Answer with one number: the count of lines in this material that hold the word "Camenae".
::::::::
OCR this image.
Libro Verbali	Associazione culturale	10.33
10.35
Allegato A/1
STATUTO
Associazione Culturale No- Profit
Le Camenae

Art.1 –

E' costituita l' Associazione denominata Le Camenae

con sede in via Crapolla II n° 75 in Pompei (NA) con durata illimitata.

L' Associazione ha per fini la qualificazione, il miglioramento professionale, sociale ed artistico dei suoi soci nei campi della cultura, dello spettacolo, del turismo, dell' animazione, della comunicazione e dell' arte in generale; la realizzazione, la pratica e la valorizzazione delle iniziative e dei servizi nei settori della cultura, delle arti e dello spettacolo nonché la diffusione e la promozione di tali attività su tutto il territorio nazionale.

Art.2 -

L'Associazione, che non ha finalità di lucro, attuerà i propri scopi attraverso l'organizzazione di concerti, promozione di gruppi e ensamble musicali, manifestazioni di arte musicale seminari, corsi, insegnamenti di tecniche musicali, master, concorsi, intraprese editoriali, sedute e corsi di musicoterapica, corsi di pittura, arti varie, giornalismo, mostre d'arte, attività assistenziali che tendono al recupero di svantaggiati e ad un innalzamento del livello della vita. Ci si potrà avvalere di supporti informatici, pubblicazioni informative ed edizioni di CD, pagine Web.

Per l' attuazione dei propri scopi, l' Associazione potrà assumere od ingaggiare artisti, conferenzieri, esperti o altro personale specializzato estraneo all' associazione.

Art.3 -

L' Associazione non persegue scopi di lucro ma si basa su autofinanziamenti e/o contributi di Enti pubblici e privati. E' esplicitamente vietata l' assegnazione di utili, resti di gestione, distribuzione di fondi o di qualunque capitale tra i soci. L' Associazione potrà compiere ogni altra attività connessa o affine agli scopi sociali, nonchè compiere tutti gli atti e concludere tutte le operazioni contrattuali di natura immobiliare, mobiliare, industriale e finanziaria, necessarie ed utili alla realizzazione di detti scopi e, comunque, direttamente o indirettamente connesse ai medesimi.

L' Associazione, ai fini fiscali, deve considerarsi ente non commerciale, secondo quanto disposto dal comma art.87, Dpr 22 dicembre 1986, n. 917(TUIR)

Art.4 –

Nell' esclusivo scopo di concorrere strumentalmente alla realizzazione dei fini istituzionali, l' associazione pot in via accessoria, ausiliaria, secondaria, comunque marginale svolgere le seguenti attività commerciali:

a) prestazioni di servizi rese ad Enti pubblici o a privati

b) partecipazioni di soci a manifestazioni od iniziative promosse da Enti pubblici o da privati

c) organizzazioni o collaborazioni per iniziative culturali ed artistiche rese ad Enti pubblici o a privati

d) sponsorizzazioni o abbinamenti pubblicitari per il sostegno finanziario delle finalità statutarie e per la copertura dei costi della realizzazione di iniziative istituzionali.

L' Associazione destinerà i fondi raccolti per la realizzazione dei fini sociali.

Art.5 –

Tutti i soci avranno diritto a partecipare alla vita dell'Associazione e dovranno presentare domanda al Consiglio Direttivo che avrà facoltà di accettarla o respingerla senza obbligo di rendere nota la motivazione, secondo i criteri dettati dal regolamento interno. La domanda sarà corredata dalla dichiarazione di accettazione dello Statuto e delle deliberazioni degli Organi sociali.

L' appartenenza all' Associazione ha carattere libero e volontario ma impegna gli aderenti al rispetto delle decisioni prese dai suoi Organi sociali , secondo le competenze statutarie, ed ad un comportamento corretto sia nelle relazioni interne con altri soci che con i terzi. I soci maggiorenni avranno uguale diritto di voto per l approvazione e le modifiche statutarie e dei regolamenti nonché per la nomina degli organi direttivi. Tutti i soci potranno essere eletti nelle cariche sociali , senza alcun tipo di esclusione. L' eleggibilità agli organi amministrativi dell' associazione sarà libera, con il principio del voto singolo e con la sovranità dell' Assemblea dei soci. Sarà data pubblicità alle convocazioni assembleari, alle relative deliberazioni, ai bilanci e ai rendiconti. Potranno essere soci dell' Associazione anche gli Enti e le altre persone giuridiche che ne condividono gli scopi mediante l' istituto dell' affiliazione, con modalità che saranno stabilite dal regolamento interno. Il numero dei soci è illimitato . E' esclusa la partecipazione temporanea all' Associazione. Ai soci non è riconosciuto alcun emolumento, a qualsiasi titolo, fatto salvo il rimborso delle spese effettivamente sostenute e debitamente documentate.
::::::::
# [The answer]
2